아래에서 "- comment-text: Sorry" 문구가 들어 있는 줄부터 "- reaction-summary[interactable]: 3: [1122, 1429, 1218, 1491]" 문구가 들어 있는 줄까지, 양 끝 줄을 포함해 그 줄들만 번호 목록으로 변환하세요. 빈 줄은 빼세요.

• • •

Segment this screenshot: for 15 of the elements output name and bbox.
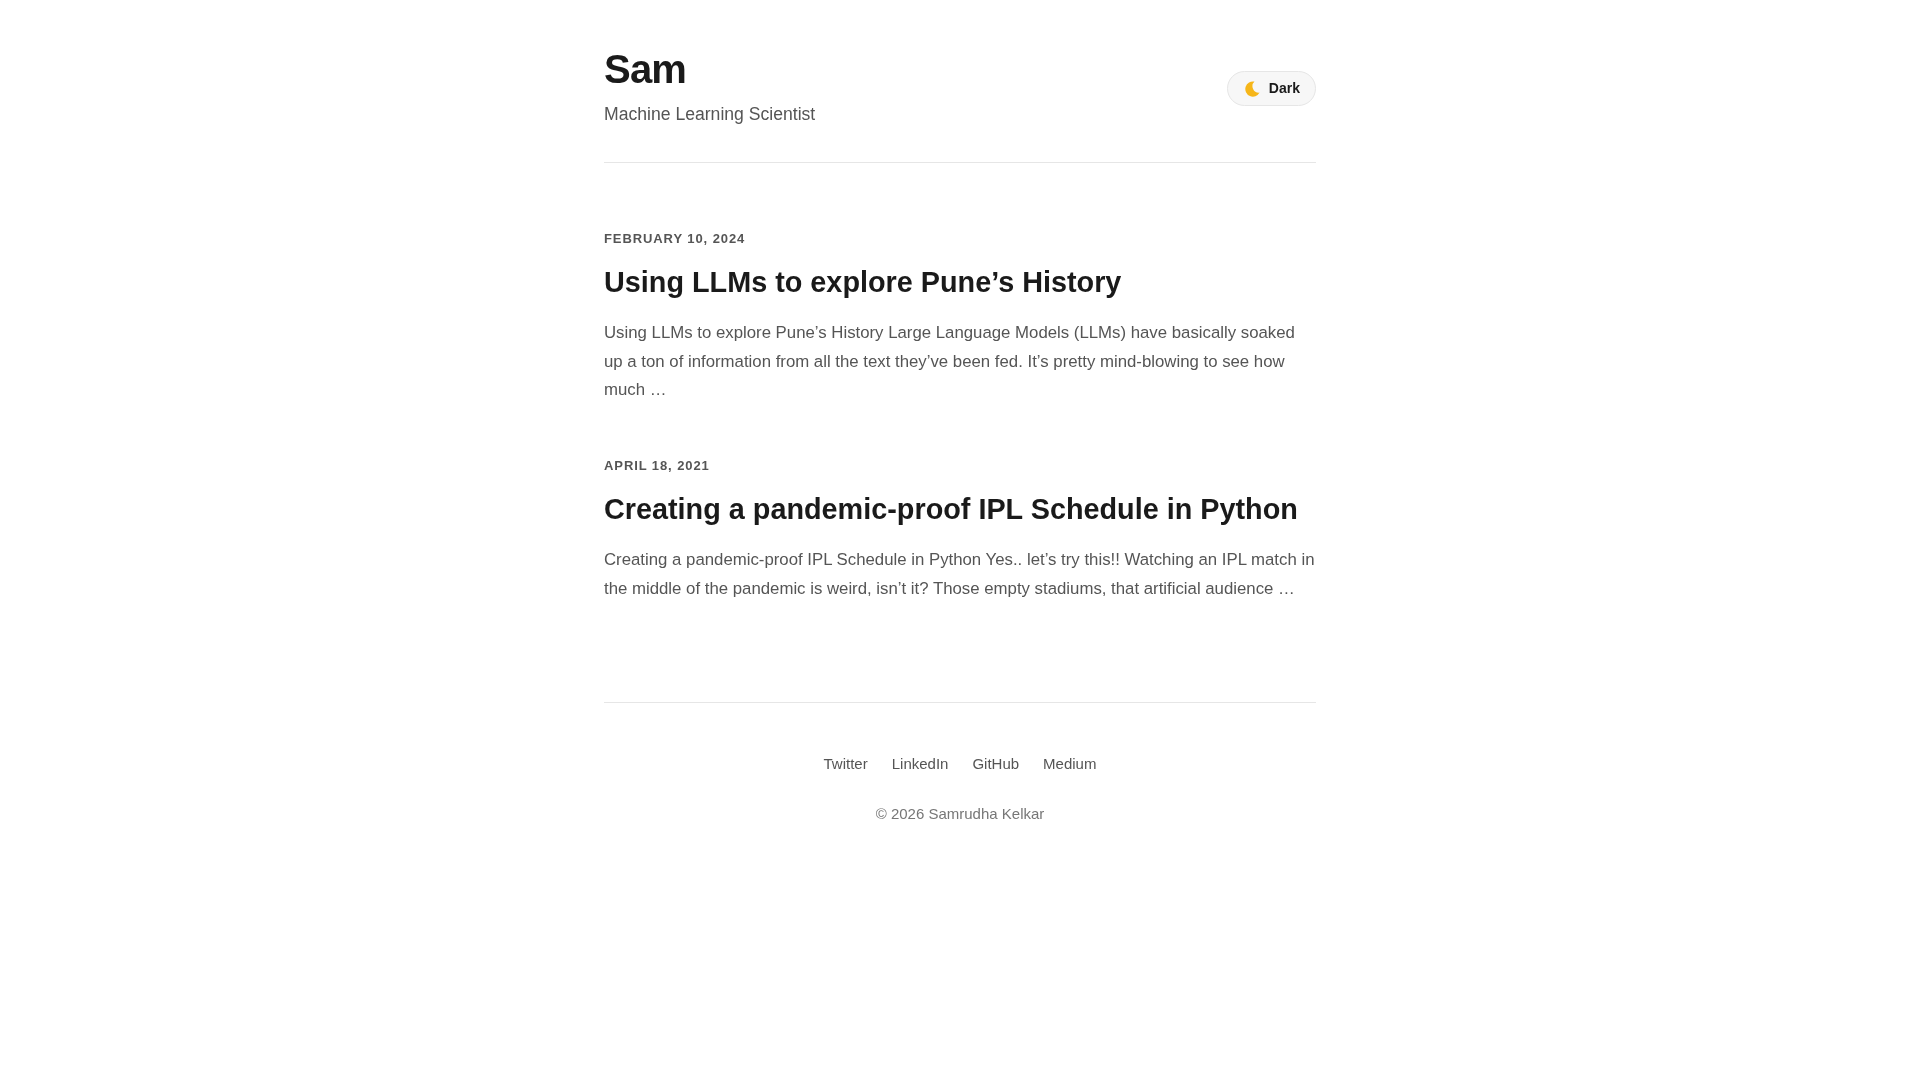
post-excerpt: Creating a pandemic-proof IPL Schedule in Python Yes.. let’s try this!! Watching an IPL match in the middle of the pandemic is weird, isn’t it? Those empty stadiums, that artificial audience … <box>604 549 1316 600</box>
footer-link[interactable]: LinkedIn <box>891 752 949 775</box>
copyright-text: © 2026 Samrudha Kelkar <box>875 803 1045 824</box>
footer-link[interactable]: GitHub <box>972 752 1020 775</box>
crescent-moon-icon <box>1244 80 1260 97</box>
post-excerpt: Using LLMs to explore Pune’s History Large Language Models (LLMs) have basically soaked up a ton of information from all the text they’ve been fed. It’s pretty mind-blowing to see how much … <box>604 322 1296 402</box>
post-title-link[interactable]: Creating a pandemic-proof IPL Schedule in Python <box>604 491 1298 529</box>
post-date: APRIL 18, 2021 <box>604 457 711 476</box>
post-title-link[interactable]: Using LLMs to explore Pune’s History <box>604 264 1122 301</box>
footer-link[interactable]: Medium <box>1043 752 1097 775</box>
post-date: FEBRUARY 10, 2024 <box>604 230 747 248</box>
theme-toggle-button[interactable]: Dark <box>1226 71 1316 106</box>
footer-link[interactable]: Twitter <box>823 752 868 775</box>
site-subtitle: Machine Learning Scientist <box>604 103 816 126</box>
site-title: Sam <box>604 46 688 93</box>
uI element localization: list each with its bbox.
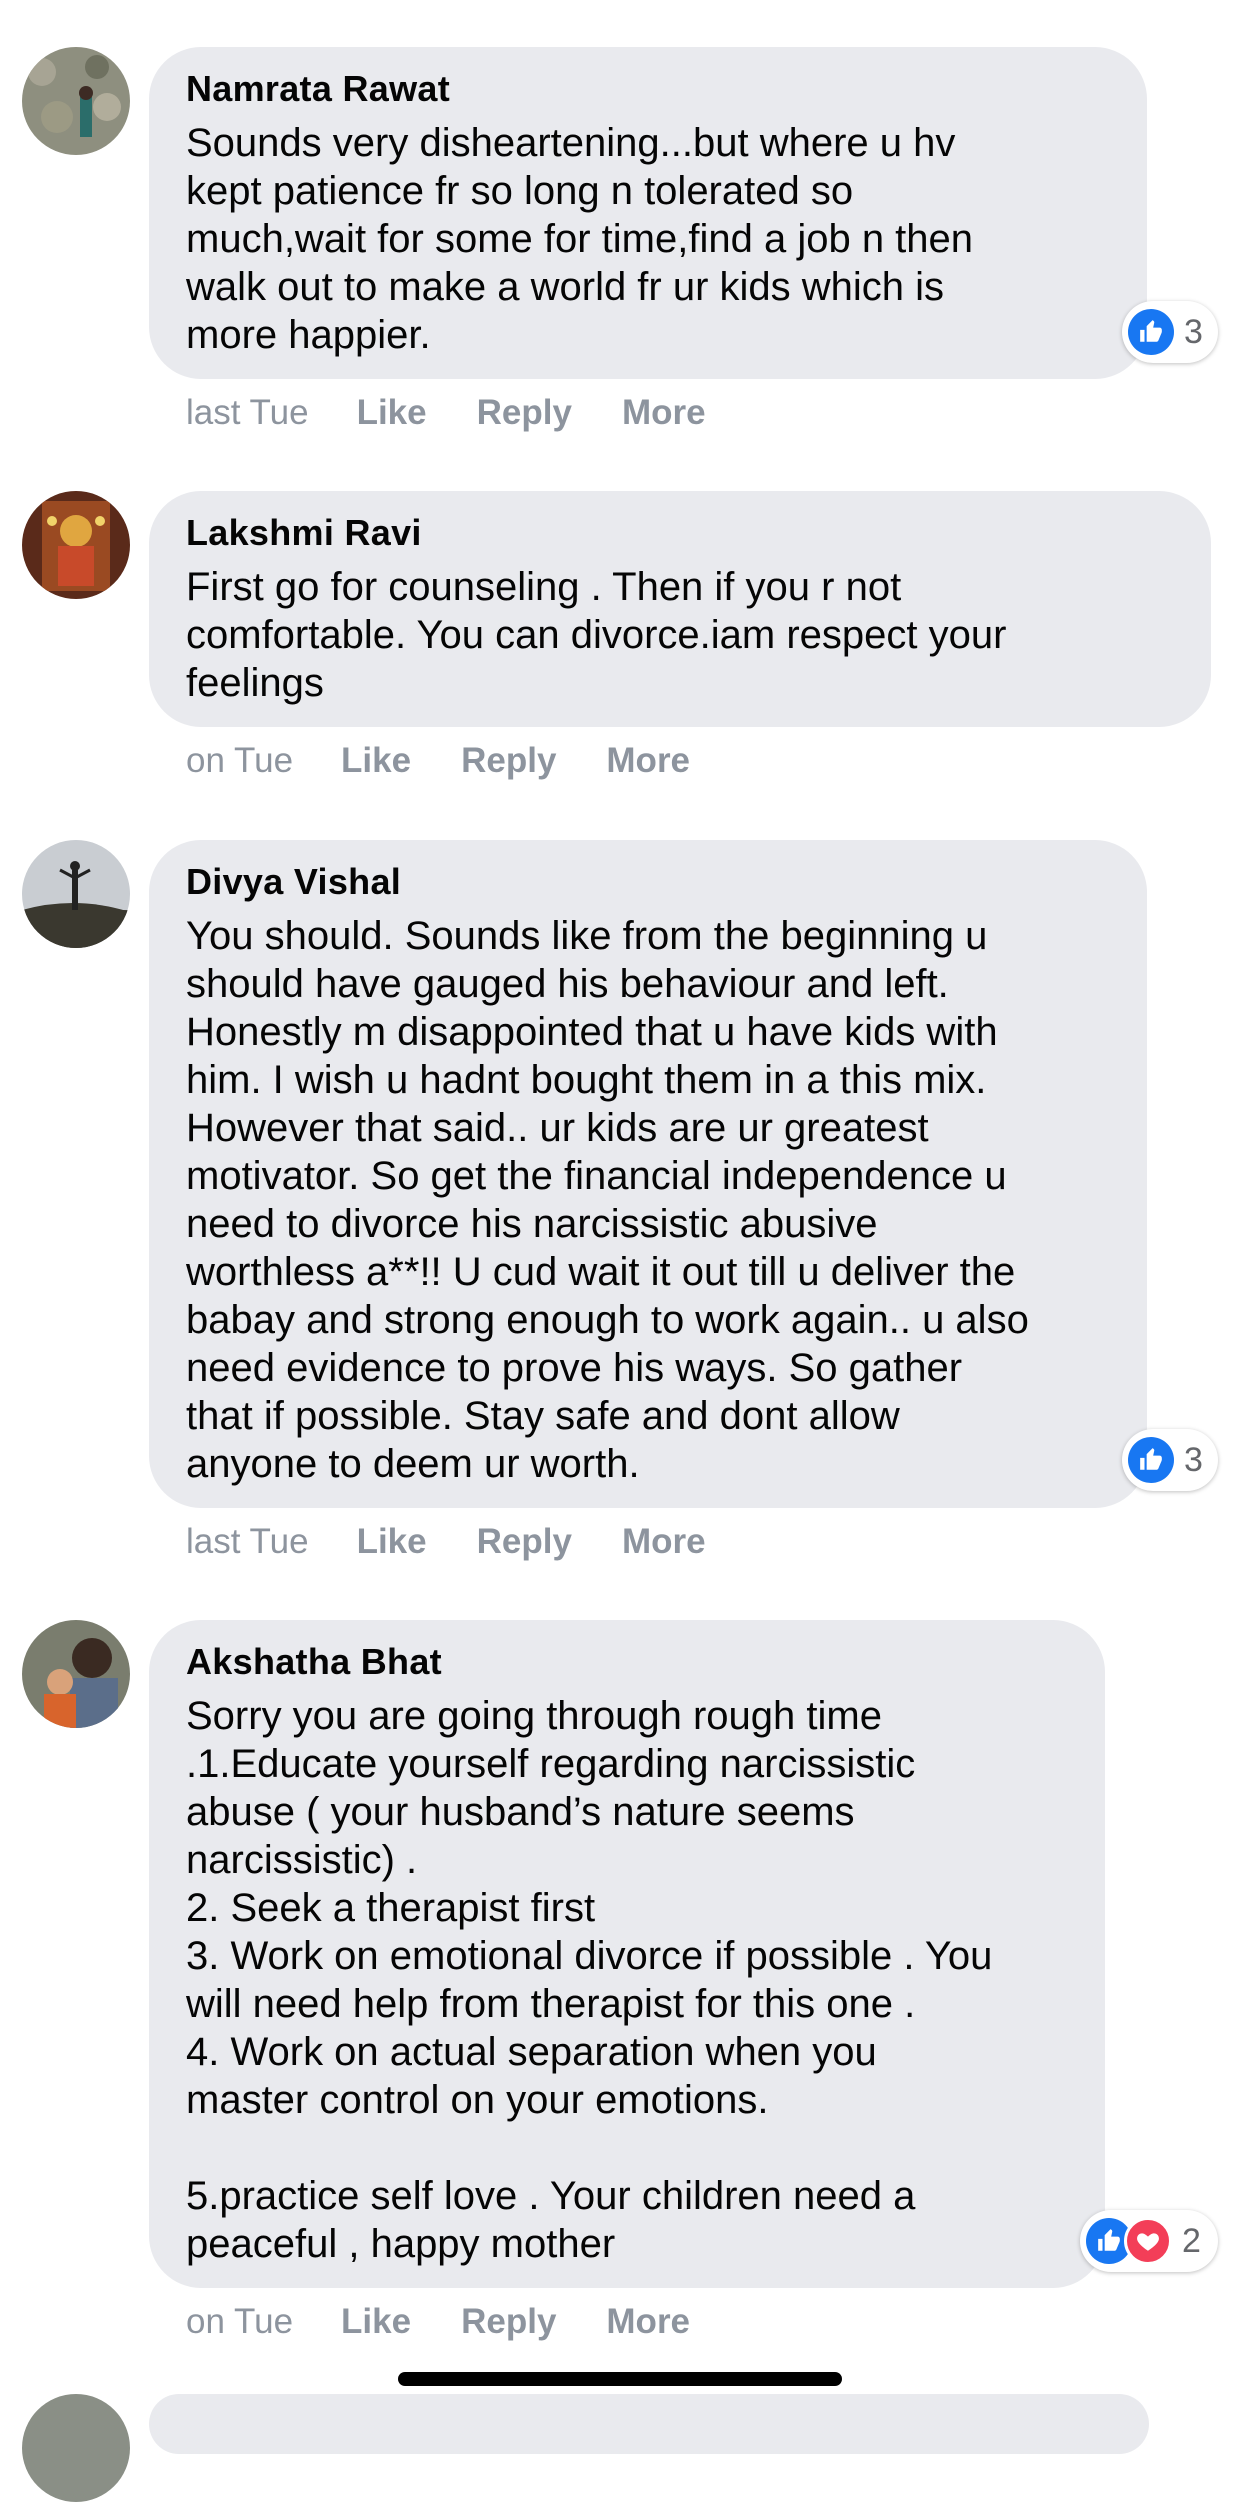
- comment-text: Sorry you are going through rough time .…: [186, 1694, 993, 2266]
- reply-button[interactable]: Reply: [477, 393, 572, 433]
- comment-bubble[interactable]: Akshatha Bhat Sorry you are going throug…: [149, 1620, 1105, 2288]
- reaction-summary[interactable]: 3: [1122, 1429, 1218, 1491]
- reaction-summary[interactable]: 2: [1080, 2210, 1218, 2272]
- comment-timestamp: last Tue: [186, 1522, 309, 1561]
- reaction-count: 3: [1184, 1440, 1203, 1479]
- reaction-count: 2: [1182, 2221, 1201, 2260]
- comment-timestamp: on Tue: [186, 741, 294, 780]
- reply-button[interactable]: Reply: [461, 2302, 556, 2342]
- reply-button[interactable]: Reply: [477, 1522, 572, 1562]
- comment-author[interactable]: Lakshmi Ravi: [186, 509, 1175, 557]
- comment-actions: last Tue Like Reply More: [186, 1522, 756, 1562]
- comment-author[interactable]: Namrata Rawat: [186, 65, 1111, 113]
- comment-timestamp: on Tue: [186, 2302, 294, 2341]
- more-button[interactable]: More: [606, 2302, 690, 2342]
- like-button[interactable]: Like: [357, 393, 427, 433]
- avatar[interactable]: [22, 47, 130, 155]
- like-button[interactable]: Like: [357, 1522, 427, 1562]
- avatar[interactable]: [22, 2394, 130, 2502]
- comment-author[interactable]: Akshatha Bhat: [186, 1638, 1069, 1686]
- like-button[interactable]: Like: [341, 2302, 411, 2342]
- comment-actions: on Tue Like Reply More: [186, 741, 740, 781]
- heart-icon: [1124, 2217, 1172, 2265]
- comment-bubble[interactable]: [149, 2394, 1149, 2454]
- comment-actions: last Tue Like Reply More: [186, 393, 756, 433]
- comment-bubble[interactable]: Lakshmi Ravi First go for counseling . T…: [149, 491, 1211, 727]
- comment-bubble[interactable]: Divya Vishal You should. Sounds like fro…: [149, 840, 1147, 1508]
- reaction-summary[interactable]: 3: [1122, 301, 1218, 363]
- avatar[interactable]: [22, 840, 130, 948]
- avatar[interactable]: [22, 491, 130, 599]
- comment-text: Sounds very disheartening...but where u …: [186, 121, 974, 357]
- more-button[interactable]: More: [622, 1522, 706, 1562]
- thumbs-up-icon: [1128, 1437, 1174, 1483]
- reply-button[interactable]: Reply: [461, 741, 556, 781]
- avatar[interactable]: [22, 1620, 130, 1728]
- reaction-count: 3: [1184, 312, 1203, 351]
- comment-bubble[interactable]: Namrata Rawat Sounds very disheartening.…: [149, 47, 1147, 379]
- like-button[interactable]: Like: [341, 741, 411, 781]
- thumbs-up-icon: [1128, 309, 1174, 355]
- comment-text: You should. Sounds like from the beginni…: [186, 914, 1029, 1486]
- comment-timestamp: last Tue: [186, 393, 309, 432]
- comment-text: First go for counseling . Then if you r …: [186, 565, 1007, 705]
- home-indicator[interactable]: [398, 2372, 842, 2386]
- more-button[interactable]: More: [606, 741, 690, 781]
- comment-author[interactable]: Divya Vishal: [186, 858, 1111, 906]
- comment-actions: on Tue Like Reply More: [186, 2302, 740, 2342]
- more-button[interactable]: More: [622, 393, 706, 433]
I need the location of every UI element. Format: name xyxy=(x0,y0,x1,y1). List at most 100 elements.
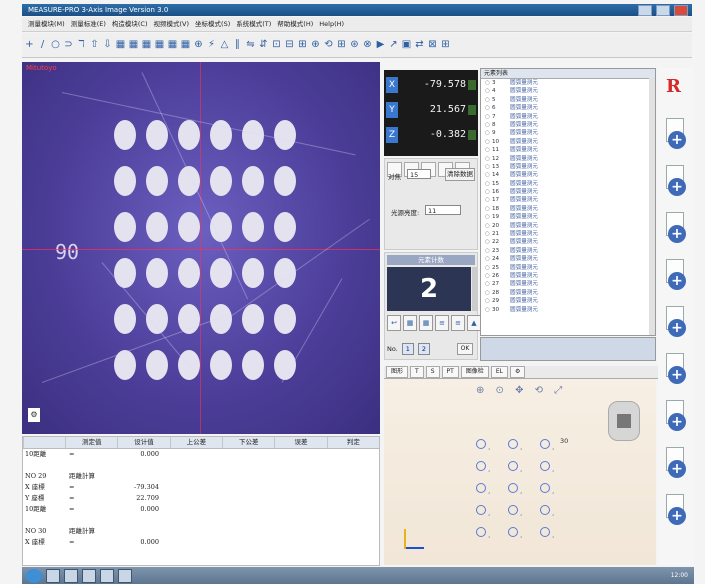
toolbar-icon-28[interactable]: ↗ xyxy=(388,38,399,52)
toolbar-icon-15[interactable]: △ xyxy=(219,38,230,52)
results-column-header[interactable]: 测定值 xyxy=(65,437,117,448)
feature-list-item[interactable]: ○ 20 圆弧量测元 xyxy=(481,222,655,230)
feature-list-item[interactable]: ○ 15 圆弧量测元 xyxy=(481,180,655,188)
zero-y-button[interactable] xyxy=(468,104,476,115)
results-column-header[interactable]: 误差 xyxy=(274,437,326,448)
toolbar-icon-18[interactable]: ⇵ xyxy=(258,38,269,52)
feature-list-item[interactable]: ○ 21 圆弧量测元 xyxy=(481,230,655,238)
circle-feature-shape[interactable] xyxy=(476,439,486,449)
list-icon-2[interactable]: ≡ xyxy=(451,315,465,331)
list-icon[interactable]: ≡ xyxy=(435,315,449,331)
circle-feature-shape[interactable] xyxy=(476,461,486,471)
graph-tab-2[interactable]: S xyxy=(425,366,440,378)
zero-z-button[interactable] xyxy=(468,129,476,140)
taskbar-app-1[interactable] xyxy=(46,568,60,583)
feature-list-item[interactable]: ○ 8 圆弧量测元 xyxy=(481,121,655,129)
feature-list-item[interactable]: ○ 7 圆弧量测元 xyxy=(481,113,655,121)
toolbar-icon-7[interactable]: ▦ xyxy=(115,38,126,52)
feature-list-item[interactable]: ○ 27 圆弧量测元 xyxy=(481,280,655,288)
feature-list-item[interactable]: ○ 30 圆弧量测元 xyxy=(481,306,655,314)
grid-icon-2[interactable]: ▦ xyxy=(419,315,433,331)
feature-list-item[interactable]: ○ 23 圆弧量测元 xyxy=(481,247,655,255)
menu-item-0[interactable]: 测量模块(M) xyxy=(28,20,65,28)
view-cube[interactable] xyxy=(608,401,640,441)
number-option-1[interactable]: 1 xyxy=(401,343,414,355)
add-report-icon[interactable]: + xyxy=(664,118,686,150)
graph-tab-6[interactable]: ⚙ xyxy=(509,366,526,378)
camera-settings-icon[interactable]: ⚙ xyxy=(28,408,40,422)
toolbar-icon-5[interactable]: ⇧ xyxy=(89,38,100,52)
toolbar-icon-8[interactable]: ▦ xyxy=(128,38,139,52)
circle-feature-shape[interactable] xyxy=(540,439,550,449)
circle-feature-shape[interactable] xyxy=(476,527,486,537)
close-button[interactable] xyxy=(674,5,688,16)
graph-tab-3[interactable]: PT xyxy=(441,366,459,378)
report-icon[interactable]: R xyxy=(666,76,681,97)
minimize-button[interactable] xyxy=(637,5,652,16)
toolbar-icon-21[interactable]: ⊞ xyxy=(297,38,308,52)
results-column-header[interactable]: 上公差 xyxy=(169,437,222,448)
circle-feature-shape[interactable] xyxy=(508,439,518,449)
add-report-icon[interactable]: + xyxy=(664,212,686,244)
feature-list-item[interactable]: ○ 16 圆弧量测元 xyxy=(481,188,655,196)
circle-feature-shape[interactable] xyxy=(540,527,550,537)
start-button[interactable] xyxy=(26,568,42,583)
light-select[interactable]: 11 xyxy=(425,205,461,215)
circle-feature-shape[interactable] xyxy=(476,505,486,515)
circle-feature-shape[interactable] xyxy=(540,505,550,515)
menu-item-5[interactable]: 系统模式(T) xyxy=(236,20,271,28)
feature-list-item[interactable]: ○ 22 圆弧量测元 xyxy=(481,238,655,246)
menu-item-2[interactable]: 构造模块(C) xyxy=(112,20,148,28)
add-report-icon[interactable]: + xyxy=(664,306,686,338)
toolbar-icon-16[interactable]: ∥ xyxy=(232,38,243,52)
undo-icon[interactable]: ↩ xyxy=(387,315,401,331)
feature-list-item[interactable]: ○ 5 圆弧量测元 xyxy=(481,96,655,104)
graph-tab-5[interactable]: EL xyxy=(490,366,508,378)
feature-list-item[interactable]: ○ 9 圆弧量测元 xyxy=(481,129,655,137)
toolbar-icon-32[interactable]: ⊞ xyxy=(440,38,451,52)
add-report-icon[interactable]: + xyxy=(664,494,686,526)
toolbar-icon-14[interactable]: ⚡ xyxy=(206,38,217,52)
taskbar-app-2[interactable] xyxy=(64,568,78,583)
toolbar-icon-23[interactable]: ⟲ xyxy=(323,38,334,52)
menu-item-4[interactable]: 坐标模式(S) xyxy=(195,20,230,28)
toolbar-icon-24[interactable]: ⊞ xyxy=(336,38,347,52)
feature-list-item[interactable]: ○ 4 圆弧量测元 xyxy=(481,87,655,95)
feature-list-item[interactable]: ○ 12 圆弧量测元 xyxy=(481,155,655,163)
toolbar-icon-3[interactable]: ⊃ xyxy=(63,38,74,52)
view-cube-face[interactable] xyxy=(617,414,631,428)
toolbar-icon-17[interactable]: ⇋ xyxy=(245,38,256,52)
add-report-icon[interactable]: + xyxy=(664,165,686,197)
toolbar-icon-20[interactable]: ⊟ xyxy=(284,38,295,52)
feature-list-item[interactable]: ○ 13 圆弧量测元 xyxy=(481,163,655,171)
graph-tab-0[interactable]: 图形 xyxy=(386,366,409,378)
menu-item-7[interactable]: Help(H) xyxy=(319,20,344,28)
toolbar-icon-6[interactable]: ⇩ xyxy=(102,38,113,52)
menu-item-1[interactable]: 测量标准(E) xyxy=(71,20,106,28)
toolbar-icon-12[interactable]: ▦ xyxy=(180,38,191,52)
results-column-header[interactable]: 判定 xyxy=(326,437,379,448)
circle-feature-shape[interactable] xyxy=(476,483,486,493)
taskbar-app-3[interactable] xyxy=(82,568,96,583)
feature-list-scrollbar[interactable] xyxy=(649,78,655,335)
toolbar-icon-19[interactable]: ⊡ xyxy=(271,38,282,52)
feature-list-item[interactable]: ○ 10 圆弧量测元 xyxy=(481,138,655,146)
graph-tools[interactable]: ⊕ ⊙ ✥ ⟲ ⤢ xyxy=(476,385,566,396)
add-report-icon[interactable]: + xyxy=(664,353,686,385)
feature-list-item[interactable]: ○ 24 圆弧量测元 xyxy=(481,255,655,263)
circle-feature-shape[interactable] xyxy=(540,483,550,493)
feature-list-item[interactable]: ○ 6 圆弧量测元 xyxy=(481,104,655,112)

• • •

풀이
1. - comment-text: Sorry you are going through rough time .…: [186, 1694, 993, 2266]
2. - reply-button[interactable]: Reply: [477, 393, 572, 433]
3. - comment-bubble[interactable]: Akshatha Bhat Sorry you are going throug…: [149, 1620, 1105, 2288]
4. - reaction-summary[interactable]: 3: [1122, 1429, 1218, 1491]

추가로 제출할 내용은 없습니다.